### Written exercise
Locate the string "color" in the listing below. Copy every line where it is found.
[start Data lines]
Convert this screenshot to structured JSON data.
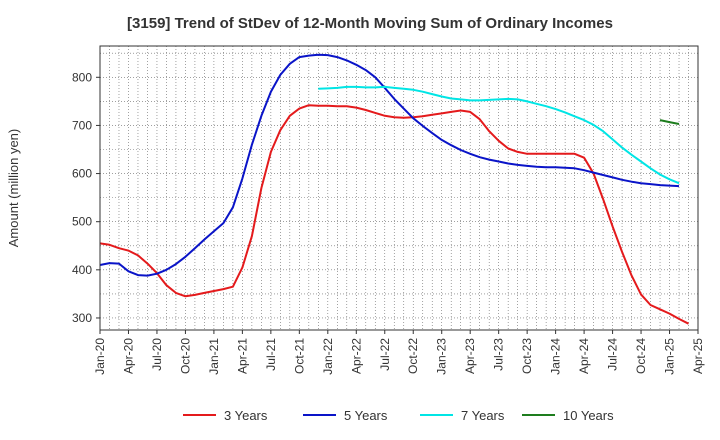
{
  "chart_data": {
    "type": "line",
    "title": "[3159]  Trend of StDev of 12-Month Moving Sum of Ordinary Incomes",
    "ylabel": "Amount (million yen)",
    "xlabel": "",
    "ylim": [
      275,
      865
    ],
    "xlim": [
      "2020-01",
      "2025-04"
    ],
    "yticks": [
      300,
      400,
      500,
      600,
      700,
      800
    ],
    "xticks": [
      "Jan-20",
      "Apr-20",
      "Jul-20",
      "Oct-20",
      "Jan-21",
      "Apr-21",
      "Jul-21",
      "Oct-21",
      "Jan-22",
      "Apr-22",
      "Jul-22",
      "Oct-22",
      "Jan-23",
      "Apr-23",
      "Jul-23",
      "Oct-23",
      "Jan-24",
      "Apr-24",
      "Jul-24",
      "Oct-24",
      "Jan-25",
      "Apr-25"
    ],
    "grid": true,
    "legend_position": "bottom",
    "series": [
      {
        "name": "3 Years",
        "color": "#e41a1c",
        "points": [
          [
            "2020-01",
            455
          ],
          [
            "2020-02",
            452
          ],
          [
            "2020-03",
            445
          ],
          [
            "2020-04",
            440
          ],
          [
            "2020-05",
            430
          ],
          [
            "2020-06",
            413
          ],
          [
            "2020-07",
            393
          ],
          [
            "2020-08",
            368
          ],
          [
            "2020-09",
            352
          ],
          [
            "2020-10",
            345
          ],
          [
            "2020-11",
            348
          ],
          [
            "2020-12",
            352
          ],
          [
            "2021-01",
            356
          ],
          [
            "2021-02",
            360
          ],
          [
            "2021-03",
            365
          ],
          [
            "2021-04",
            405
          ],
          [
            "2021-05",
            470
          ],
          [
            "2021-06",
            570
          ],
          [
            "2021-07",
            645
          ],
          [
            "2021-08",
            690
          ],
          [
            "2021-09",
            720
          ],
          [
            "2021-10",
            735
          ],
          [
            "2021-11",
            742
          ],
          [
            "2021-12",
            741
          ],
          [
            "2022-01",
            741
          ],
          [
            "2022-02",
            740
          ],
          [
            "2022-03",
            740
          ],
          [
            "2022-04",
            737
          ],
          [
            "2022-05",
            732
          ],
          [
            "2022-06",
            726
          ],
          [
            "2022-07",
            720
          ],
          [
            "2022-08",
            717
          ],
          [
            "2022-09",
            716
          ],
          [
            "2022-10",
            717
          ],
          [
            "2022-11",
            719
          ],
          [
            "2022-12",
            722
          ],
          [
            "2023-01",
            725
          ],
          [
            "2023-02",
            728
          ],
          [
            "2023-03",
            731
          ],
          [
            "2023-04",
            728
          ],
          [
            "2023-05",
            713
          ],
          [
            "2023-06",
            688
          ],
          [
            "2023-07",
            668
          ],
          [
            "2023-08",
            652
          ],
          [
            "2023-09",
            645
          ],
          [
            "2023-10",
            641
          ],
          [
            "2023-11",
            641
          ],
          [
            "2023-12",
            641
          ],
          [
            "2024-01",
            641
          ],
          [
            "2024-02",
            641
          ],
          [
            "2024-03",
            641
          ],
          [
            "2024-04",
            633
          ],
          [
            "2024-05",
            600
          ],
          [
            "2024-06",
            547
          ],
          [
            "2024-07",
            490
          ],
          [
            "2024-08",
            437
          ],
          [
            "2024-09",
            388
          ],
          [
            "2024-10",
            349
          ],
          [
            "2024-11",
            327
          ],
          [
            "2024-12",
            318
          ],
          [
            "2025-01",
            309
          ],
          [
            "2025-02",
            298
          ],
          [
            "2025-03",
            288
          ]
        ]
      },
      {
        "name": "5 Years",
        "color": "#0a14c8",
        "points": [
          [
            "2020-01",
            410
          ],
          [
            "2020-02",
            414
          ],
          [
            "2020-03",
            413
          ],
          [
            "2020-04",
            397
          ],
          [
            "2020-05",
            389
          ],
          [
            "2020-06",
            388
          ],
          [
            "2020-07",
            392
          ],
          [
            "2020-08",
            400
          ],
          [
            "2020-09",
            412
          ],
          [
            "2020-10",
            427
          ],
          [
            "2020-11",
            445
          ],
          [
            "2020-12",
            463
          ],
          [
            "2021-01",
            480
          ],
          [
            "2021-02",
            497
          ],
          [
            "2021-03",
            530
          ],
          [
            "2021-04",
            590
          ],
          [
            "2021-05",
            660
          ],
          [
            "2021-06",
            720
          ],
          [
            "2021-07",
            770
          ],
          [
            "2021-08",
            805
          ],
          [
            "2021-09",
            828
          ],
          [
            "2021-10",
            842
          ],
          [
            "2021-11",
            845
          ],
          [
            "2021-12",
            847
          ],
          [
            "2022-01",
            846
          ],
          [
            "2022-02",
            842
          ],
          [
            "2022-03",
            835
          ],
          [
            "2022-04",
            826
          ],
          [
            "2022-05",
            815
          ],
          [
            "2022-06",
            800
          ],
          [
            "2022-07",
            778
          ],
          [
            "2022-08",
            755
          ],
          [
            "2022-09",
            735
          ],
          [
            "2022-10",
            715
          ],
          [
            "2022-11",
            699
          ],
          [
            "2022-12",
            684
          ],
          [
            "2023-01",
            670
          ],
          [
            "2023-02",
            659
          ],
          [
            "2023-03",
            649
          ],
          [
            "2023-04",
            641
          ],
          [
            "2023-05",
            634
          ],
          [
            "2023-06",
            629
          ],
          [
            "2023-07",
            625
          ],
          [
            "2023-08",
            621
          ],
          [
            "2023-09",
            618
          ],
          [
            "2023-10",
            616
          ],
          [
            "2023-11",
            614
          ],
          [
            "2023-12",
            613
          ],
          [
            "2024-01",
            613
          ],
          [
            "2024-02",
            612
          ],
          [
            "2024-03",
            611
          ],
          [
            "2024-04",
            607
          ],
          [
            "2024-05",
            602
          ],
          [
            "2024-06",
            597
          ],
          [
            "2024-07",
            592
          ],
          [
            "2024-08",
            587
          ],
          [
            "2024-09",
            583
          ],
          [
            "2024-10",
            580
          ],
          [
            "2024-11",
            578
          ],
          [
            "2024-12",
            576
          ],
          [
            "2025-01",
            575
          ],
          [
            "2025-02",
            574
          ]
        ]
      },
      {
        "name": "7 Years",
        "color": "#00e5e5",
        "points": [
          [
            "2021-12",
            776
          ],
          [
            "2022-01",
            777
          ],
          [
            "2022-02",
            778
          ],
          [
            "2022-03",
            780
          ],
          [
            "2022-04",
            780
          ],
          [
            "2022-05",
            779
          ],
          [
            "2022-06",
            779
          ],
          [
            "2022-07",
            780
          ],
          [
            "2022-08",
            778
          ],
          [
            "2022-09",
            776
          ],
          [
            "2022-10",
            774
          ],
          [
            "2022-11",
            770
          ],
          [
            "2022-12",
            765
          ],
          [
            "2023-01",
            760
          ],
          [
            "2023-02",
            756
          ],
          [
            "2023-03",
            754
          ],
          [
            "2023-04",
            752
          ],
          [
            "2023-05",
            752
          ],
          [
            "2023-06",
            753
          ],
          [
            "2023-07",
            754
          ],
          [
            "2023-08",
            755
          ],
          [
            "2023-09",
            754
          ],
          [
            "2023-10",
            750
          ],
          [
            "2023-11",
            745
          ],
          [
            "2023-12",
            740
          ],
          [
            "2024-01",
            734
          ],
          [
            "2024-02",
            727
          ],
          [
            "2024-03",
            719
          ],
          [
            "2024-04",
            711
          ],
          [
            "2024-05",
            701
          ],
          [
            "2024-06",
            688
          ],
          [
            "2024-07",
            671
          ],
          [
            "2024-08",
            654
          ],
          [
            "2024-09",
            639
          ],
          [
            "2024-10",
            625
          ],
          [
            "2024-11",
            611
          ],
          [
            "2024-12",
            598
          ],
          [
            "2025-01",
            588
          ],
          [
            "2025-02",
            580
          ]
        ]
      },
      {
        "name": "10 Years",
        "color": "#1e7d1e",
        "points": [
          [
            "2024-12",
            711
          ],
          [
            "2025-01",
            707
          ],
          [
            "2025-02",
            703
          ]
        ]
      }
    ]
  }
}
[end Data lines]
### Expected output
        "color": "#e41a1c",
        "color": "#0a14c8",
        "color": "#00e5e5",
        "color": "#1e7d1e",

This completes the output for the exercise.